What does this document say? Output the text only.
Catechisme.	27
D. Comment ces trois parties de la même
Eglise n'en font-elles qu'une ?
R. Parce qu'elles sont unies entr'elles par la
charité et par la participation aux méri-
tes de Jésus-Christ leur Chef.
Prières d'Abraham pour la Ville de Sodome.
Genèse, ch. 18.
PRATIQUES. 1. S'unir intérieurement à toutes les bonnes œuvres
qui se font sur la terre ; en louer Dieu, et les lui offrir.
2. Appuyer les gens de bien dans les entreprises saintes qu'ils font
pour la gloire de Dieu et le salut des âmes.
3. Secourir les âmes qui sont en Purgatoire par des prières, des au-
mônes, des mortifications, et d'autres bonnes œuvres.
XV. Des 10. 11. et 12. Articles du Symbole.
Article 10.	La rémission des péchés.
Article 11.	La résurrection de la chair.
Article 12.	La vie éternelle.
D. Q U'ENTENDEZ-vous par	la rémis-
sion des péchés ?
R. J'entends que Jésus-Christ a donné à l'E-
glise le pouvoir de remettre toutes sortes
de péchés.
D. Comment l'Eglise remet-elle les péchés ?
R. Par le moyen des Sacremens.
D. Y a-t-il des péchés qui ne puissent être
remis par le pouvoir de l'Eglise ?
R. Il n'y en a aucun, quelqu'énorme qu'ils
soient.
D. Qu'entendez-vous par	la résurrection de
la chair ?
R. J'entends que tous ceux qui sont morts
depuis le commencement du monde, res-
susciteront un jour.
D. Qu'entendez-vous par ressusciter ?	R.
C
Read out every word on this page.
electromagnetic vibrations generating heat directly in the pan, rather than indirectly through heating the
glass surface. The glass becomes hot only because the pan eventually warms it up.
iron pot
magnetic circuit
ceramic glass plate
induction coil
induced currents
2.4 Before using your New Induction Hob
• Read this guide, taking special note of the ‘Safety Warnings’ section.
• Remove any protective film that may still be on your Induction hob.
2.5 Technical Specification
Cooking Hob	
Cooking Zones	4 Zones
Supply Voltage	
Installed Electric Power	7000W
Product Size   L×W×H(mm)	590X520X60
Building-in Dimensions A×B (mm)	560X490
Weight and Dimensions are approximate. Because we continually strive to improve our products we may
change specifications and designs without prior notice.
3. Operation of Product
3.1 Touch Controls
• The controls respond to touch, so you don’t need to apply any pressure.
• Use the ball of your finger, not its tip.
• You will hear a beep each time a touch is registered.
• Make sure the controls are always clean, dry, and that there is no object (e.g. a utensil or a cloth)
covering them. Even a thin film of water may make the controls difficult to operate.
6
◆ ◆ ◆
Problem to work on:
Retype the whole listing above exactly.

Answer in full:
What does this document say? Output the text only.
Catechisme.	27
D. Comment ces trois parties de la même
Eglise n'en font-elles qu'une ?
R. Parce qu'elles sont unies entr'elles par la
charité et par la participation aux méri-
tes de Jésus-Christ leur Chef.
Prières d'Abraham pour la Ville de Sodome.
Genèse, ch. 18.
PRATIQUES. 1. S'unir intérieurement à toutes les bonnes œuvres
qui se font sur la terre ; en louer Dieu, et les lui offrir.
2. Appuyer les gens de bien dans les entreprises saintes qu'ils font
pour la gloire de Dieu et le salut des âmes.
3. Secourir les âmes qui sont en Purgatoire par des prières, des au-
mônes, des mortifications, et d'autres bonnes œuvres.
XV. Des 10. 11. et 12. Articles du Symbole.
Article 10.	La rémission des péchés.
Article 11.	La résurrection de la chair.
Article 12.	La vie éternelle.
D. Q U'ENTENDEZ-vous par	la rémis-
sion des péchés ?
R. J'entends que Jésus-Christ a donné à l'E-
glise le pouvoir de remettre toutes sortes
de péchés.
D. Comment l'Eglise remet-elle les péchés ?
R. Par le moyen des Sacremens.
D. Y a-t-il des péchés qui ne puissent être
remis par le pouvoir de l'Eglise ?
R. Il n'y en a aucun, quelqu'énorme qu'ils
soient.
D. Qu'entendez-vous par	la résurrection de
la chair ?
R. J'entends que tous ceux qui sont morts
depuis le commencement du monde, res-
susciteront un jour.
D. Qu'entendez-vous par ressusciter ?	R.
C
Read out every word on this page.
electromagnetic vibrations generating heat directly in the pan, rather than indirectly through heating the
glass surface. The glass becomes hot only because the pan eventually warms it up.
iron pot
magnetic circuit
ceramic glass plate
induction coil
induced currents
2.4 Before using your New Induction Hob
• Read this guide, taking special note of the ‘Safety Warnings’ section.
• Remove any protective film that may still be on your Induction hob.
2.5 Technical Specification
Cooking Hob	
Cooking Zones	4 Zones
Supply Voltage	
Installed Electric Power	7000W
Product Size   L×W×H(mm)	590X520X60
Building-in Dimensions A×B (mm)	560X490
Weight and Dimensions are approximate. Because we continually strive to improve our products we may
change specifications and designs without prior notice.
3. Operation of Product
3.1 Touch Controls
• The controls respond to touch, so you don’t need to apply any pressure.
• Use the ball of your finger, not its tip.
• You will hear a beep each time a touch is registered.
• Make sure the controls are always clean, dry, and that there is no object (e.g. a utensil or a cloth)
covering them. Even a thin film of water may make the controls difficult to operate.
6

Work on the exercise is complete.